The exercise:
Omit every image, and transcribe the remaining entries exactly as given.

Entries provided:

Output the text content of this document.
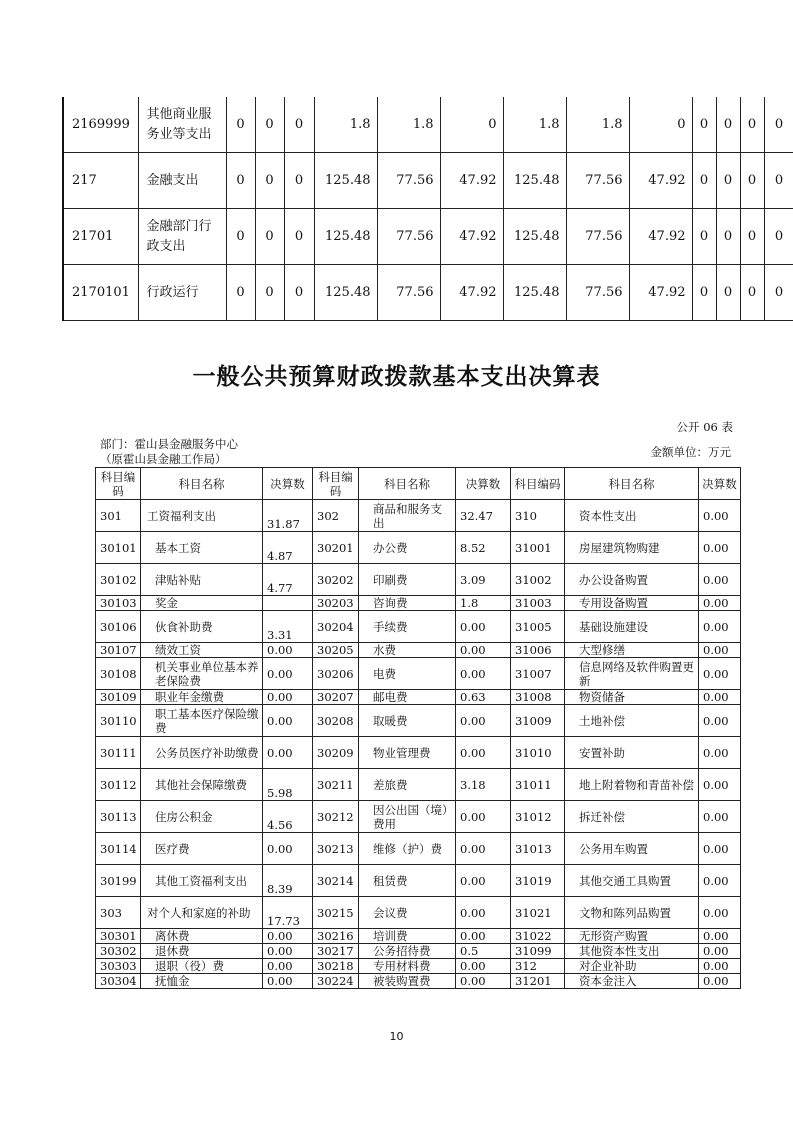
2169999	其他商业服务业等支出	0	0	0	1.8	1.8	0	1.8	1.8	0	0	0	0	0
217	金融支出	0	0	0	125.48	77.56	47.92	125.48	77.56	47.92	0	0	0	0
21701	金融部门行政支出	0	0	0	125.48	77.56	47.92	125.48	77.56	47.92	0	0	0	0
2170101	行政运行	0	0	0	125.48	77.56	47.92	125.48	77.56	47.92	0	0	0	0
一般公共预算财政拨款基本支出决算表
公开 06 表
部门：霍山县金融服务中心
（原霍山县金融工作局）	金额单位：万元
科目编码	科目名称	决算数	科目编码	科目名称	决算数	科目编码	科目名称	决算数
301	工资福利支出	31.87	302	商品和服务支出	32.47	310	资本性支出	0.00
30101	基本工资	4.87	30201	办公费	8.52	31001	房屋建筑物购建	0.00
30102	津贴补贴	4.77	30202	印刷费	3.09	31002	办公设备购置	0.00
30103	奖金		30203	咨询费	1.8	31003	专用设备购置	0.00
30106	伙食补助费	3.31	30204	手续费	0.00	31005	基础设施建设	0.00
30107	绩效工资	0.00	30205	水费	0.00	31006	大型修缮	0.00
30108	机关事业单位基本养老保险费	0.00	30206	电费	0.00	31007	信息网络及软件购置更新	0.00
30109	职业年金缴费	0.00	30207	邮电费	0.63	31008	物资储备	0.00
30110	职工基本医疗保险缴费	0.00	30208	取暖费	0.00	31009	土地补偿	0.00
30111	公务员医疗补助缴费	0.00	30209	物业管理费	0.00	31010	安置补助	0.00
30112	其他社会保障缴费	5.98	30211	差旅费	3.18	31011	地上附着物和青苗补偿	0.00
30113	住房公积金	4.56	30212	因公出国（境）费用	0.00	31012	拆迁补偿	0.00
30114	医疗费	0.00	30213	维修（护）费	0.00	31013	公务用车购置	0.00
30199	其他工资福利支出	8.39	30214	租赁费	0.00	31019	其他交通工具购置	0.00
303	对个人和家庭的补助	17.73	30215	会议费	0.00	31021	文物和陈列品购置	0.00
30301	离休费	0.00	30216	培训费	0.00	31022	无形资产购置	0.00
30302	退休费	0.00	30217	公务招待费	0.5	31099	其他资本性支出	0.00
30303	退职（役）费	0.00	30218	专用材料费	0.00	312	对企业补助	0.00
30304	抚恤金	0.00	30224	被装购置费	0.00	31201	资本金注入	0.00
10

The solution:
Output the text content of this document.
2169999	其他商业服务业等支出	0	0	0	1.8	1.8	0	1.8	1.8	0	0	0	0	0
217	金融支出	0	0	0	125.48	77.56	47.92	125.48	77.56	47.92	0	0	0	0
21701	金融部门行政支出	0	0	0	125.48	77.56	47.92	125.48	77.56	47.92	0	0	0	0
2170101	行政运行	0	0	0	125.48	77.56	47.92	125.48	77.56	47.92	0	0	0	0
一般公共预算财政拨款基本支出决算表
公开 06 表
部门：霍山县金融服务中心
（原霍山县金融工作局）	金额单位：万元
科目编码	科目名称	决算数	科目编码	科目名称	决算数	科目编码	科目名称	决算数
301	工资福利支出	31.87	302	商品和服务支出	32.47	310	资本性支出	0.00
30101	基本工资	4.87	30201	办公费	8.52	31001	房屋建筑物购建	0.00
30102	津贴补贴	4.77	30202	印刷费	3.09	31002	办公设备购置	0.00
30103	奖金		30203	咨询费	1.8	31003	专用设备购置	0.00
30106	伙食补助费	3.31	30204	手续费	0.00	31005	基础设施建设	0.00
30107	绩效工资	0.00	30205	水费	0.00	31006	大型修缮	0.00
30108	机关事业单位基本养老保险费	0.00	30206	电费	0.00	31007	信息网络及软件购置更新	0.00
30109	职业年金缴费	0.00	30207	邮电费	0.63	31008	物资储备	0.00
30110	职工基本医疗保险缴费	0.00	30208	取暖费	0.00	31009	土地补偿	0.00
30111	公务员医疗补助缴费	0.00	30209	物业管理费	0.00	31010	安置补助	0.00
30112	其他社会保障缴费	5.98	30211	差旅费	3.18	31011	地上附着物和青苗补偿	0.00
30113	住房公积金	4.56	30212	因公出国（境）费用	0.00	31012	拆迁补偿	0.00
30114	医疗费	0.00	30213	维修（护）费	0.00	31013	公务用车购置	0.00
30199	其他工资福利支出	8.39	30214	租赁费	0.00	31019	其他交通工具购置	0.00
303	对个人和家庭的补助	17.73	30215	会议费	0.00	31021	文物和陈列品购置	0.00
30301	离休费	0.00	30216	培训费	0.00	31022	无形资产购置	0.00
30302	退休费	0.00	30217	公务招待费	0.5	31099	其他资本性支出	0.00
30303	退职（役）费	0.00	30218	专用材料费	0.00	312	对企业补助	0.00
30304	抚恤金	0.00	30224	被装购置费	0.00	31201	资本金注入	0.00
10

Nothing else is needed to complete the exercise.